--- Begin ---

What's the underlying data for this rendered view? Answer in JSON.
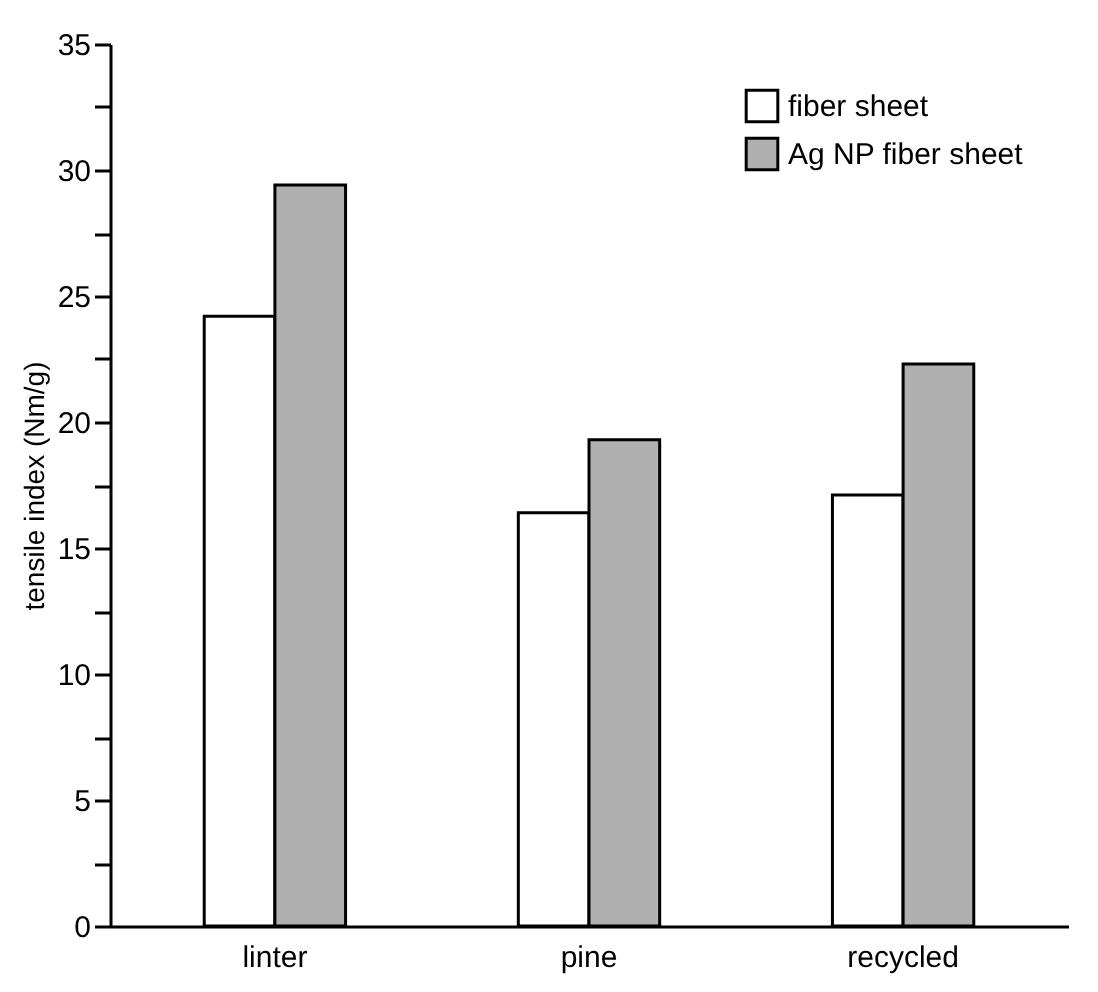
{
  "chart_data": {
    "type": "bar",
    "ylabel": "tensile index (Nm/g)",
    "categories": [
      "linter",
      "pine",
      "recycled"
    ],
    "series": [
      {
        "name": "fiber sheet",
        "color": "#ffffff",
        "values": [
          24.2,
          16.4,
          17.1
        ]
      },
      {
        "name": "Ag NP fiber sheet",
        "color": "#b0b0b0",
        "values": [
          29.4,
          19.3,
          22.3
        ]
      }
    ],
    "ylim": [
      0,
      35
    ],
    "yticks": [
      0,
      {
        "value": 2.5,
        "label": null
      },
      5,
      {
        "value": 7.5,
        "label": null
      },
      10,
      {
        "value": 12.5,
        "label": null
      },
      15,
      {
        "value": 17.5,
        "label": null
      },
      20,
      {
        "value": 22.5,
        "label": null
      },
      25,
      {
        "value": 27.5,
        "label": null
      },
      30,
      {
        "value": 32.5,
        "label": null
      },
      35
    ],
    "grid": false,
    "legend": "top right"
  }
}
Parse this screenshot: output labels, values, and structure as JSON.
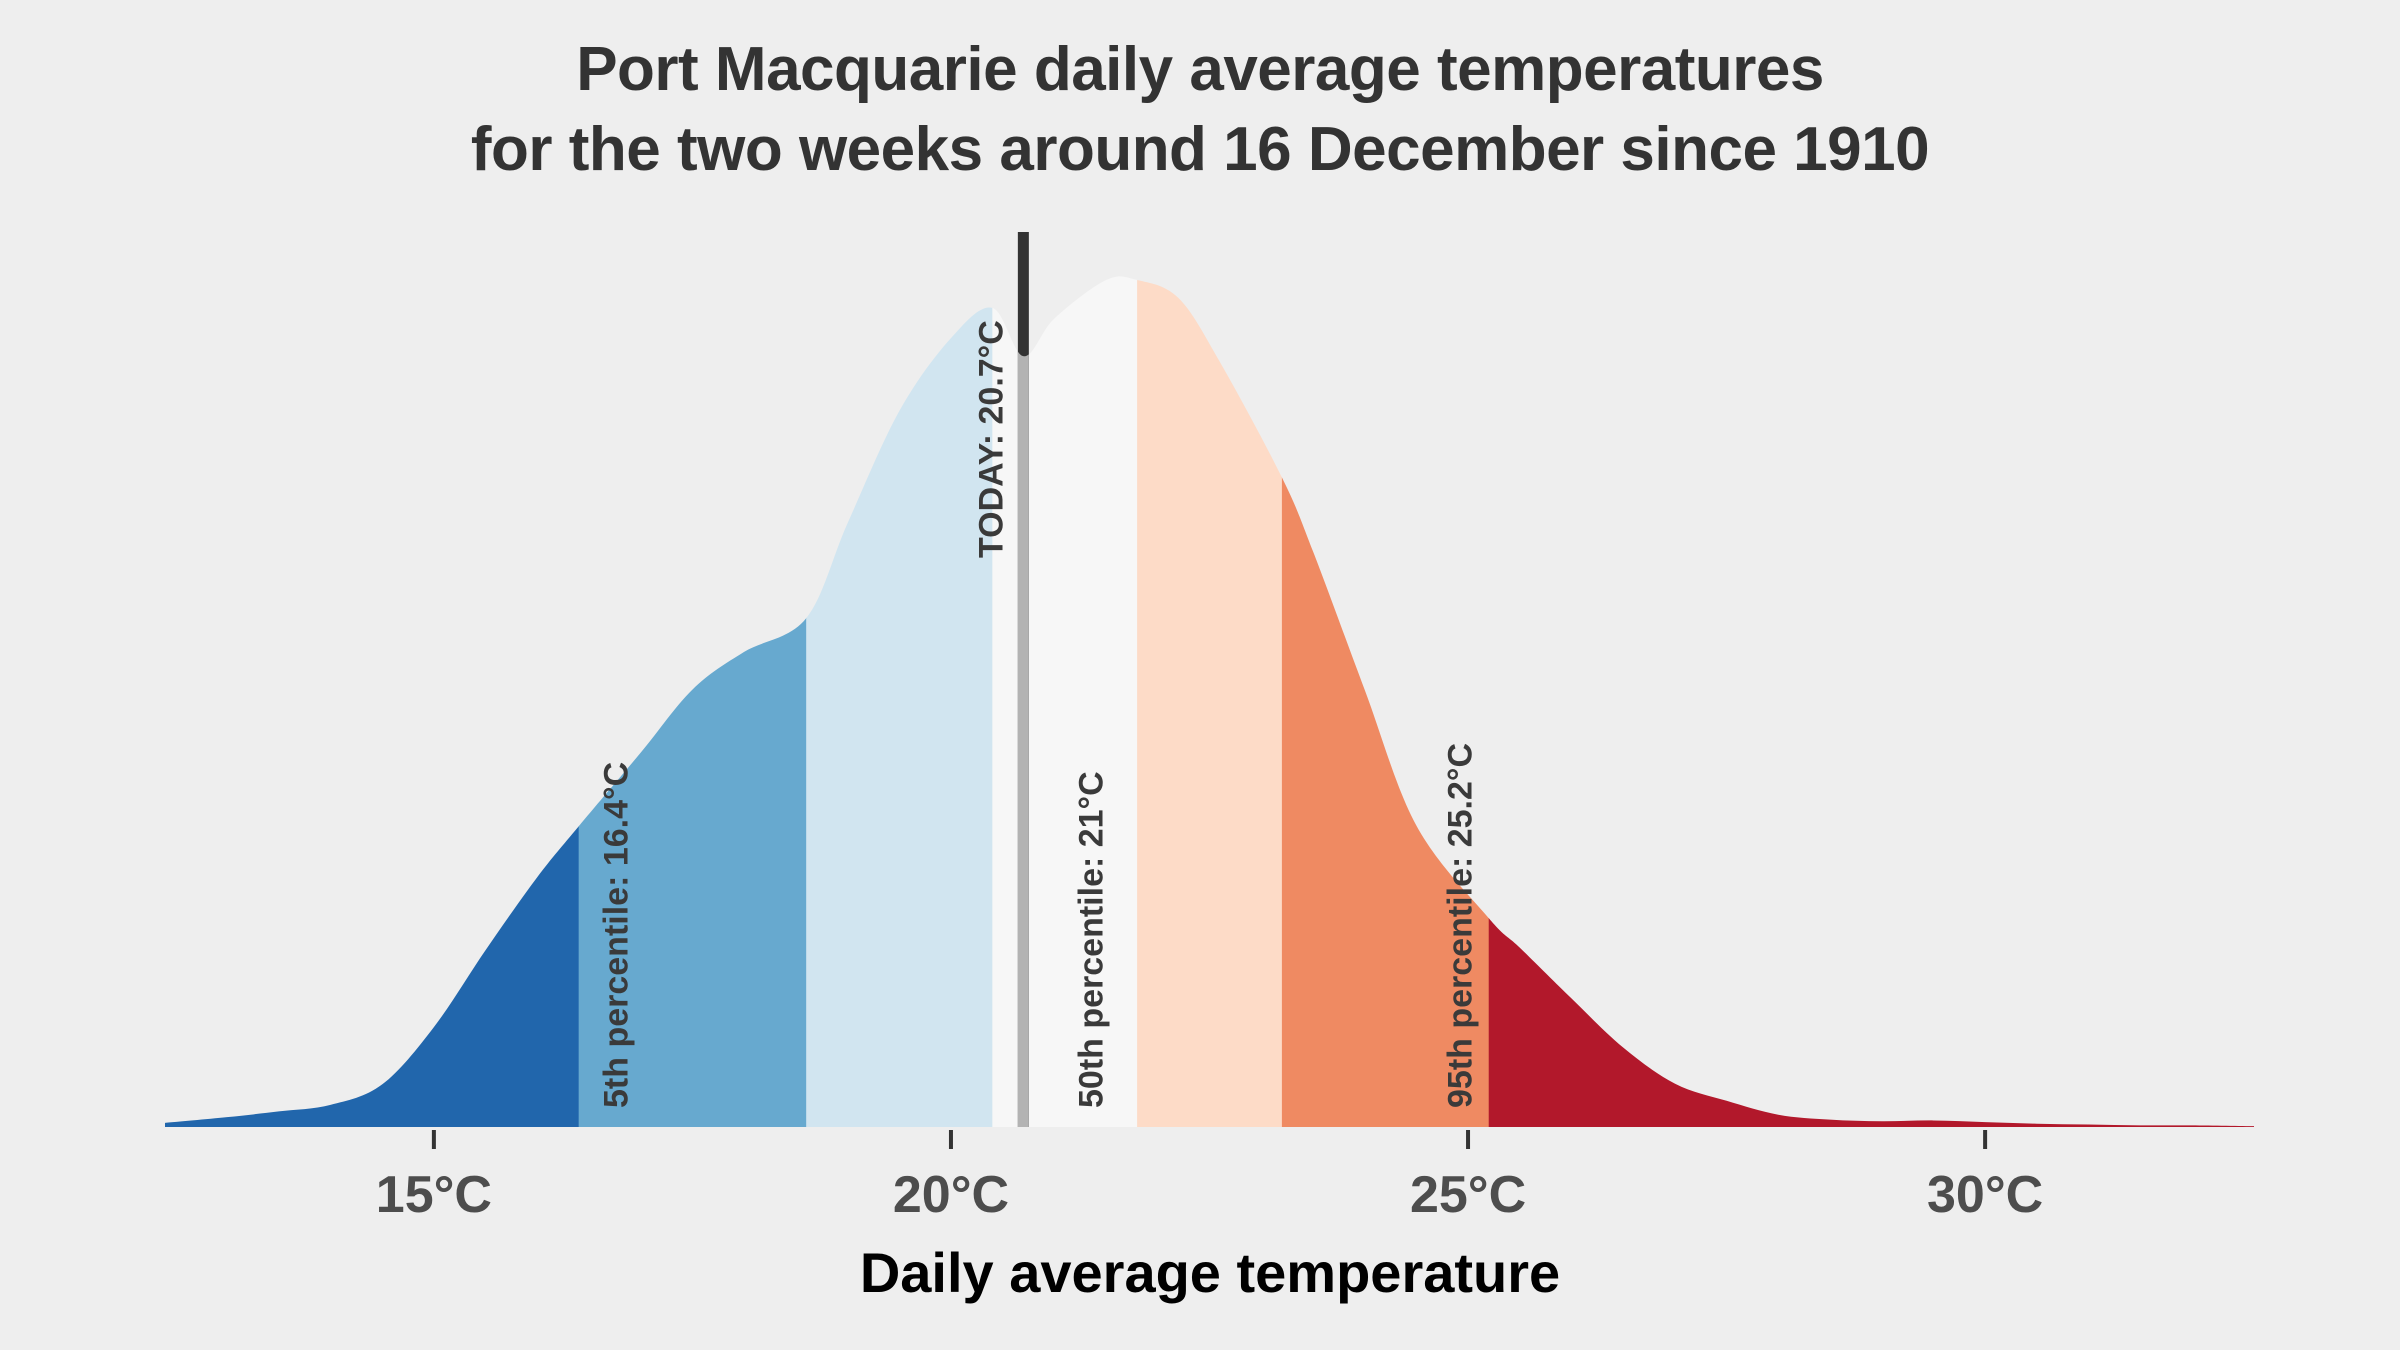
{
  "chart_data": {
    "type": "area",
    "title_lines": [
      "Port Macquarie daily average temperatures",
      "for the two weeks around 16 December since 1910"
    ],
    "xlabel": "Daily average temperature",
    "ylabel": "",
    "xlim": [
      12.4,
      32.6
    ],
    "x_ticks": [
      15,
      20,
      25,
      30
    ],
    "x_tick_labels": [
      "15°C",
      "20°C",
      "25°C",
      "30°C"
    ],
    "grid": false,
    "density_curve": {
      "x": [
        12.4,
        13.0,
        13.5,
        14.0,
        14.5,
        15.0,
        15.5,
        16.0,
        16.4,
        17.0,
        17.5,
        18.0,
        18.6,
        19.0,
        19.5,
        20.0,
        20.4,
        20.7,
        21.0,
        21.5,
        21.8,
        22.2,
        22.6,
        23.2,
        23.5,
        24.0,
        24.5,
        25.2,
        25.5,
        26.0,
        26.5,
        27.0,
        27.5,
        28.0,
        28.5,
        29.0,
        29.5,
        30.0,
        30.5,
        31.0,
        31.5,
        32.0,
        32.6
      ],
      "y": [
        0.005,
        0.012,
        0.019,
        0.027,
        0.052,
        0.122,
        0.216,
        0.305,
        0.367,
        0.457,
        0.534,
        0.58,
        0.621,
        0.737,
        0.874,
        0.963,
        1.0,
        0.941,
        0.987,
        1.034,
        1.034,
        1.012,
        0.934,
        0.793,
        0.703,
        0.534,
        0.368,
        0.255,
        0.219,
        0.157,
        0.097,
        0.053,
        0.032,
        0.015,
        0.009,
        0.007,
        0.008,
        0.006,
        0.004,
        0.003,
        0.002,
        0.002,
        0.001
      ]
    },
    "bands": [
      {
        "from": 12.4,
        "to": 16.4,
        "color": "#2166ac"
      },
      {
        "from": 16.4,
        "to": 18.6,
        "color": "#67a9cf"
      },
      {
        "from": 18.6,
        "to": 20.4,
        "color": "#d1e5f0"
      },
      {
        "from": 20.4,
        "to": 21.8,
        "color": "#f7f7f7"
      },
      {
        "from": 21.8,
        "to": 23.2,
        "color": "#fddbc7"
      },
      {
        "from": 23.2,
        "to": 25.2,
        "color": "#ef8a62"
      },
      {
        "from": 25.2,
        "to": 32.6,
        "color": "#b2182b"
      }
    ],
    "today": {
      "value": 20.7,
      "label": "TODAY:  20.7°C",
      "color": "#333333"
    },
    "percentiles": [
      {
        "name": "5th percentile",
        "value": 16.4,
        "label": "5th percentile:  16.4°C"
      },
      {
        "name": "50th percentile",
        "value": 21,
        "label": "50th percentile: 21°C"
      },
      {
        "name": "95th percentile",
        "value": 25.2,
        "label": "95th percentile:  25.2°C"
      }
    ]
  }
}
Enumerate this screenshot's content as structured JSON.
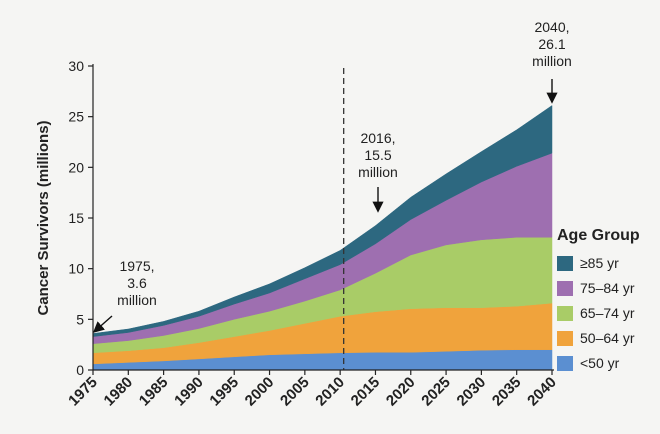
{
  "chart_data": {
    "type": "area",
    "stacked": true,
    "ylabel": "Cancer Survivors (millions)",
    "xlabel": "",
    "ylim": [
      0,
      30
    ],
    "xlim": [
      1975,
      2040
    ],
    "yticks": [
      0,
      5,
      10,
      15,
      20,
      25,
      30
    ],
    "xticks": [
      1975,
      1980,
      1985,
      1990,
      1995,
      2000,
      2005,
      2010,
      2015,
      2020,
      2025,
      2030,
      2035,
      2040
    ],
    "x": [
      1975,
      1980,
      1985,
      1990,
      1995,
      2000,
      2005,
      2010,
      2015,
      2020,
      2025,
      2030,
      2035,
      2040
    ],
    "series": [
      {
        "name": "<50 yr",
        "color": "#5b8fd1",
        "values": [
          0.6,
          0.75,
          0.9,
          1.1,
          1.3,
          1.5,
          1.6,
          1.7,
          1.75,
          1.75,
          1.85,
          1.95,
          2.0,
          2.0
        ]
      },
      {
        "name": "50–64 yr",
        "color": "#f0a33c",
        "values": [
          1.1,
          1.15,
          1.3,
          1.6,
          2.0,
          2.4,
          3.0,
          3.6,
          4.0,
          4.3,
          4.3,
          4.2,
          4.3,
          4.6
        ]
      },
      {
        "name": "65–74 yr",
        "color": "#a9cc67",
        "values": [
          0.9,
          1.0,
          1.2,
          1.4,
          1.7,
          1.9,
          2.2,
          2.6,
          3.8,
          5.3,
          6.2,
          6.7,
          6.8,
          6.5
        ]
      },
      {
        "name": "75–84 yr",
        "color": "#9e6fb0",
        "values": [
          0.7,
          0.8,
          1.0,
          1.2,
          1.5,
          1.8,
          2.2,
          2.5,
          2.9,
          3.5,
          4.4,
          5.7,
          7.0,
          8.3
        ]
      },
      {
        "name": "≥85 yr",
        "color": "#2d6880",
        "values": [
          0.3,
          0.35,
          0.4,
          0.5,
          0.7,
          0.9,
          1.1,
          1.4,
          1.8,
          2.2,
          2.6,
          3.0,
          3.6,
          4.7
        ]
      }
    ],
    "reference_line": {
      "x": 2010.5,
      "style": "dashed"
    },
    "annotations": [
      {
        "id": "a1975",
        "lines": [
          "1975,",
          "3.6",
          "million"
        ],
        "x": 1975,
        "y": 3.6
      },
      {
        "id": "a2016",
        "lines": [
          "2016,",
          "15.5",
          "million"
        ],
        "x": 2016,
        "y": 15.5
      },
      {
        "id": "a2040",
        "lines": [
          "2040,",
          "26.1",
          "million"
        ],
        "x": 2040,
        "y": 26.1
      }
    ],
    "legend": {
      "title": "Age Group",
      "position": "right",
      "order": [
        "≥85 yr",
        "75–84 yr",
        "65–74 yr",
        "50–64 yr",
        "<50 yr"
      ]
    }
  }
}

--- End ---

## Description of the task
Pull out every line holding "xlabel" from the records above, and copy it.

## Answer to the exercise
    "xlabel": "Daily average temperature",
    "xlabel": "",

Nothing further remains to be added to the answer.